Material:
=====

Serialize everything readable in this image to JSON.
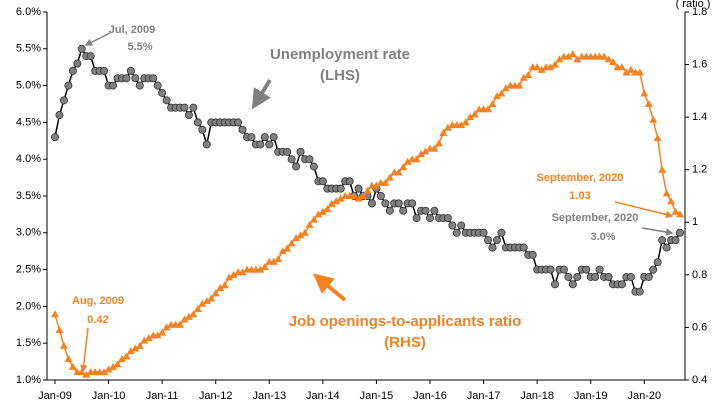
{
  "chart_data": {
    "type": "line",
    "y2label": "( ratio )",
    "categories": [
      "Jan-09",
      null,
      null,
      null,
      null,
      null,
      null,
      null,
      null,
      null,
      null,
      null,
      "Jan-10",
      null,
      null,
      null,
      null,
      null,
      null,
      null,
      null,
      null,
      null,
      null,
      "Jan-11",
      null,
      null,
      null,
      null,
      null,
      null,
      null,
      null,
      null,
      null,
      null,
      "Jan-12",
      null,
      null,
      null,
      null,
      null,
      null,
      null,
      null,
      null,
      null,
      null,
      "Jan-13",
      null,
      null,
      null,
      null,
      null,
      null,
      null,
      null,
      null,
      null,
      null,
      "Jan-14",
      null,
      null,
      null,
      null,
      null,
      null,
      null,
      null,
      null,
      null,
      null,
      "Jan-15",
      null,
      null,
      null,
      null,
      null,
      null,
      null,
      null,
      null,
      null,
      null,
      "Jan-16",
      null,
      null,
      null,
      null,
      null,
      null,
      null,
      null,
      null,
      null,
      null,
      "Jan-17",
      null,
      null,
      null,
      null,
      null,
      null,
      null,
      null,
      null,
      null,
      null,
      "Jan-18",
      null,
      null,
      null,
      null,
      null,
      null,
      null,
      null,
      null,
      null,
      null,
      "Jan-19",
      null,
      null,
      null,
      null,
      null,
      null,
      null,
      null,
      null,
      null,
      null,
      "Jan-20",
      null,
      null,
      null,
      null,
      null,
      null,
      null,
      null
    ],
    "series": [
      {
        "name": "Unemployment rate",
        "color": "#808080",
        "line_color": "#000000",
        "marker": "circle",
        "values": [
          4.3,
          4.6,
          4.8,
          5.0,
          5.2,
          5.3,
          5.5,
          5.4,
          5.4,
          5.2,
          5.2,
          5.2,
          5.0,
          5.0,
          5.1,
          5.1,
          5.1,
          5.2,
          5.1,
          5.0,
          5.1,
          5.1,
          5.1,
          5.0,
          4.9,
          4.8,
          4.7,
          4.7,
          4.7,
          4.7,
          4.6,
          4.7,
          4.5,
          4.4,
          4.2,
          4.5,
          4.5,
          4.5,
          4.5,
          4.5,
          4.5,
          4.5,
          4.4,
          4.3,
          4.3,
          4.2,
          4.2,
          4.3,
          4.2,
          4.3,
          4.1,
          4.1,
          4.1,
          4.0,
          3.9,
          4.1,
          4.0,
          4.0,
          3.9,
          3.7,
          3.7,
          3.6,
          3.6,
          3.6,
          3.6,
          3.7,
          3.7,
          3.5,
          3.6,
          3.5,
          3.5,
          3.4,
          3.6,
          3.5,
          3.4,
          3.3,
          3.4,
          3.4,
          3.3,
          3.4,
          3.4,
          3.2,
          3.3,
          3.3,
          3.2,
          3.3,
          3.2,
          3.2,
          3.2,
          3.1,
          3.0,
          3.1,
          3.0,
          3.0,
          3.0,
          3.0,
          3.0,
          2.9,
          2.8,
          2.9,
          3.0,
          2.8,
          2.8,
          2.8,
          2.8,
          2.8,
          2.7,
          2.7,
          2.5,
          2.5,
          2.5,
          2.5,
          2.3,
          2.5,
          2.5,
          2.4,
          2.3,
          2.4,
          2.5,
          2.5,
          2.4,
          2.4,
          2.5,
          2.4,
          2.4,
          2.3,
          2.3,
          2.3,
          2.4,
          2.4,
          2.2,
          2.2,
          2.4,
          2.4,
          2.5,
          2.6,
          2.9,
          2.8,
          2.9,
          2.9,
          3.0
        ]
      },
      {
        "name": "Job openings-to-applicants ratio",
        "color": "#f58220",
        "line_color": "#f58220",
        "marker": "triangle",
        "axis": "y2",
        "values": [
          0.65,
          0.59,
          0.53,
          0.48,
          0.45,
          0.43,
          0.43,
          0.42,
          0.43,
          0.43,
          0.43,
          0.43,
          0.44,
          0.45,
          0.46,
          0.48,
          0.49,
          0.51,
          0.52,
          0.53,
          0.55,
          0.56,
          0.57,
          0.57,
          0.58,
          0.6,
          0.61,
          0.61,
          0.61,
          0.63,
          0.64,
          0.65,
          0.67,
          0.69,
          0.7,
          0.71,
          0.73,
          0.75,
          0.76,
          0.79,
          0.8,
          0.81,
          0.81,
          0.82,
          0.82,
          0.82,
          0.82,
          0.83,
          0.85,
          0.85,
          0.86,
          0.89,
          0.9,
          0.92,
          0.94,
          0.95,
          0.96,
          0.99,
          1.01,
          1.03,
          1.04,
          1.05,
          1.07,
          1.08,
          1.09,
          1.1,
          1.1,
          1.1,
          1.09,
          1.1,
          1.12,
          1.14,
          1.14,
          1.15,
          1.15,
          1.17,
          1.19,
          1.19,
          1.21,
          1.23,
          1.24,
          1.24,
          1.26,
          1.27,
          1.28,
          1.28,
          1.3,
          1.34,
          1.36,
          1.37,
          1.37,
          1.37,
          1.38,
          1.4,
          1.41,
          1.43,
          1.43,
          1.43,
          1.45,
          1.48,
          1.49,
          1.51,
          1.52,
          1.52,
          1.52,
          1.55,
          1.56,
          1.59,
          1.59,
          1.58,
          1.59,
          1.59,
          1.6,
          1.62,
          1.63,
          1.63,
          1.64,
          1.62,
          1.63,
          1.63,
          1.63,
          1.63,
          1.63,
          1.63,
          1.62,
          1.61,
          1.59,
          1.59,
          1.57,
          1.58,
          1.57,
          1.57,
          1.49,
          1.45,
          1.39,
          1.32,
          1.2,
          1.11,
          1.08,
          1.04,
          1.03
        ]
      }
    ],
    "ylim": [
      1.0,
      6.0
    ],
    "yticks": [
      {
        "value": 1.0,
        "label": "1.0%"
      },
      {
        "value": 1.5,
        "label": "1.5%"
      },
      {
        "value": 2.0,
        "label": "2.0%"
      },
      {
        "value": 2.5,
        "label": "2.5%"
      },
      {
        "value": 3.0,
        "label": "3.0%"
      },
      {
        "value": 3.5,
        "label": "3.5%"
      },
      {
        "value": 4.0,
        "label": "4.0%"
      },
      {
        "value": 4.5,
        "label": "4.5%"
      },
      {
        "value": 5.0,
        "label": "5.0%"
      },
      {
        "value": 5.5,
        "label": "5.5%"
      },
      {
        "value": 6.0,
        "label": "6.0%"
      }
    ],
    "y2lim": [
      0.4,
      1.8
    ],
    "y2ticks": [
      0.4,
      0.6,
      0.8,
      1,
      1.2,
      1.4,
      1.6,
      1.8
    ],
    "grid": false,
    "annotations": [
      "Jul, 2009",
      "5.5%",
      "Unemployment rate",
      "(LHS)",
      "Aug, 2009",
      "0.42",
      "Job openings-to-applicants ratio",
      "(RHS)",
      "September, 2020",
      "1.03",
      "September, 2020",
      "3.0%"
    ]
  }
}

=====

Work to do:
Only lines with the word "name" are wanted, so copy each one from the records.

Solution:
        "name": "Unemployment rate",
        "name": "Job openings-to-applicants ratio",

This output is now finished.